== SUPPLIED RECORDS ==

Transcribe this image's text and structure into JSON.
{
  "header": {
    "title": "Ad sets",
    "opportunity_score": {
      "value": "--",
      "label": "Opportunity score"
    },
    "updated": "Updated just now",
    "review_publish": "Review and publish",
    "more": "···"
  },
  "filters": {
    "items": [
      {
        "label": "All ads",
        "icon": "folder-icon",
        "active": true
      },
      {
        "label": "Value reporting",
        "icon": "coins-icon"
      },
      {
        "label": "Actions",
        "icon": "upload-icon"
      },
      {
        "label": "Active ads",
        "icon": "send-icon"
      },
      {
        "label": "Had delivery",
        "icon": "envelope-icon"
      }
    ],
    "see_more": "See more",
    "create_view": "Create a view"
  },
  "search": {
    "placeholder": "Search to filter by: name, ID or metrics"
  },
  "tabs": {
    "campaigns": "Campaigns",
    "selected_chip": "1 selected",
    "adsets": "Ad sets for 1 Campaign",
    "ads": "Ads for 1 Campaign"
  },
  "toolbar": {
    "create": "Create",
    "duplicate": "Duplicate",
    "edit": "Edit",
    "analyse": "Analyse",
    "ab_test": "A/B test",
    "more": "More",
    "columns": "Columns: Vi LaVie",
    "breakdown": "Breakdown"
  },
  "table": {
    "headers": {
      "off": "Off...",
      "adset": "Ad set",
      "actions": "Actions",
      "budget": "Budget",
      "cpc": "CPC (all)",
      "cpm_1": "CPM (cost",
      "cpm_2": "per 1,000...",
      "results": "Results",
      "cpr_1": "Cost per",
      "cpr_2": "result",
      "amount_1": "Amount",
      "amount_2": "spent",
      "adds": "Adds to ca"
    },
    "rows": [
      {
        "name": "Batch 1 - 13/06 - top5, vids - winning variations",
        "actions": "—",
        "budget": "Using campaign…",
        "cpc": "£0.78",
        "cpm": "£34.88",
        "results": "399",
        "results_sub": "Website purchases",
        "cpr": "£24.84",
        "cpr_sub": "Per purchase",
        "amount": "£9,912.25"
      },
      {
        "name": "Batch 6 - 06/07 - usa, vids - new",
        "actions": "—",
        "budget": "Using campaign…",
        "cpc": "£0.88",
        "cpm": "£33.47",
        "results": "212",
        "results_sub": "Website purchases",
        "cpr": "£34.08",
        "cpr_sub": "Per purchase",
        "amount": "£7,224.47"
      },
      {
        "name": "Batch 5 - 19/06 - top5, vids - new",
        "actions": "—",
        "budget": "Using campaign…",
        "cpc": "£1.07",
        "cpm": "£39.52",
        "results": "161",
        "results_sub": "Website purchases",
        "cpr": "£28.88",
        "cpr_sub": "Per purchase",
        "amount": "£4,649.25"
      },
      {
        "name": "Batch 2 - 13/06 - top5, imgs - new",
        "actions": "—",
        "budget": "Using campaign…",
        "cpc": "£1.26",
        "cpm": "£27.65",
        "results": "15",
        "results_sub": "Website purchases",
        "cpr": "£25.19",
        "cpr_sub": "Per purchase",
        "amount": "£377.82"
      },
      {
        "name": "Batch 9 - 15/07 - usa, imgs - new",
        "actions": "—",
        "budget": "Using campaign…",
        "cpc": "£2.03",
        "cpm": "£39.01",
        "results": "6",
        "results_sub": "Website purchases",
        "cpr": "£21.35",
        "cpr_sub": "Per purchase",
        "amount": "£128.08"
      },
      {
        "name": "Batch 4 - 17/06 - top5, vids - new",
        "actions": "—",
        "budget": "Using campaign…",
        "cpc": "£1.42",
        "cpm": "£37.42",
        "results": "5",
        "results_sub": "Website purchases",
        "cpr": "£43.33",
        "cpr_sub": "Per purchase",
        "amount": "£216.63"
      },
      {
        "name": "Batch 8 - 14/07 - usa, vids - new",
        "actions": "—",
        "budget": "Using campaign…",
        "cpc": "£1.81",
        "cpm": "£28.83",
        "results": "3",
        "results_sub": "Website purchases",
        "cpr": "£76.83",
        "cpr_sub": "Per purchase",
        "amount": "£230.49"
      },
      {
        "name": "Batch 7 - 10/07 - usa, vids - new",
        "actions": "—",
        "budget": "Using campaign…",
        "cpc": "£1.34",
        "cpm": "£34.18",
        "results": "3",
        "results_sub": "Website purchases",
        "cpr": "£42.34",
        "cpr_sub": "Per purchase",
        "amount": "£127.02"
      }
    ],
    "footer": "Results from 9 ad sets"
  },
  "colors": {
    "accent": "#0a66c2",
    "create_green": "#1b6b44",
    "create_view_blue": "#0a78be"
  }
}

===

## REQUIRED WORK
Locate all lines holding the word "Batch", then copy them out.

## COMPLETED EXERCISE
        "name": "Batch 1 - 13/06 - top5, vids - winning variations",
        "name": "Batch 6 - 06/07 - usa, vids - new",
        "name": "Batch 5 - 19/06 - top5, vids - new",
        "name": "Batch 2 - 13/06 - top5, imgs - new",
        "name": "Batch 9 - 15/07 - usa, imgs - new",
        "name": "Batch 4 - 17/06 - top5, vids - new",
        "name": "Batch 8 - 14/07 - usa, vids - new",
        "name": "Batch 7 - 10/07 - usa, vids - new",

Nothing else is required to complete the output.